━━ Information supplied ━━

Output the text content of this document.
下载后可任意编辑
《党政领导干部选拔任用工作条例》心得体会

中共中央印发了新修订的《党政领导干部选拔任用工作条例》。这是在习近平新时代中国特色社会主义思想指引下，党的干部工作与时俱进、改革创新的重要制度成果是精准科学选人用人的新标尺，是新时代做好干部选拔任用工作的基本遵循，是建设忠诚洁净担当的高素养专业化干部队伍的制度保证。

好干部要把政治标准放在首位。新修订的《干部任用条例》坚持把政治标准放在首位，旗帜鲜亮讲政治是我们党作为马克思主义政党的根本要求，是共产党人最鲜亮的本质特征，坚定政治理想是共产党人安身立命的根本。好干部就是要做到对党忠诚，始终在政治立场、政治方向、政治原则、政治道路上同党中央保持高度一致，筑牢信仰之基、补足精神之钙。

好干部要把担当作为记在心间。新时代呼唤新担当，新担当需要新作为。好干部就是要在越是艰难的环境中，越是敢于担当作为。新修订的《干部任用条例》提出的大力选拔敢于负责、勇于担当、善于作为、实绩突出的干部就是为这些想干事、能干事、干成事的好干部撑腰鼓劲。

━━━

**Given instruction:** Using the data above, return each line exactly as written.

**Solution to the problem:**
Output the text content of this document.
下载后可任意编辑
《党政领导干部选拔任用工作条例》心得体会

中共中央印发了新修订的《党政领导干部选拔任用工作条例》。这是在习近平新时代中国特色社会主义思想指引下，党的干部工作与时俱进、改革创新的重要制度成果是精准科学选人用人的新标尺，是新时代做好干部选拔任用工作的基本遵循，是建设忠诚洁净担当的高素养专业化干部队伍的制度保证。

好干部要把政治标准放在首位。新修订的《干部任用条例》坚持把政治标准放在首位，旗帜鲜亮讲政治是我们党作为马克思主义政党的根本要求，是共产党人最鲜亮的本质特征，坚定政治理想是共产党人安身立命的根本。好干部就是要做到对党忠诚，始终在政治立场、政治方向、政治原则、政治道路上同党中央保持高度一致，筑牢信仰之基、补足精神之钙。

好干部要把担当作为记在心间。新时代呼唤新担当，新担当需要新作为。好干部就是要在越是艰难的环境中，越是敢于担当作为。新修订的《干部任用条例》提出的大力选拔敢于负责、勇于担当、善于作为、实绩突出的干部就是为这些想干事、能干事、干成事的好干部撑腰鼓劲。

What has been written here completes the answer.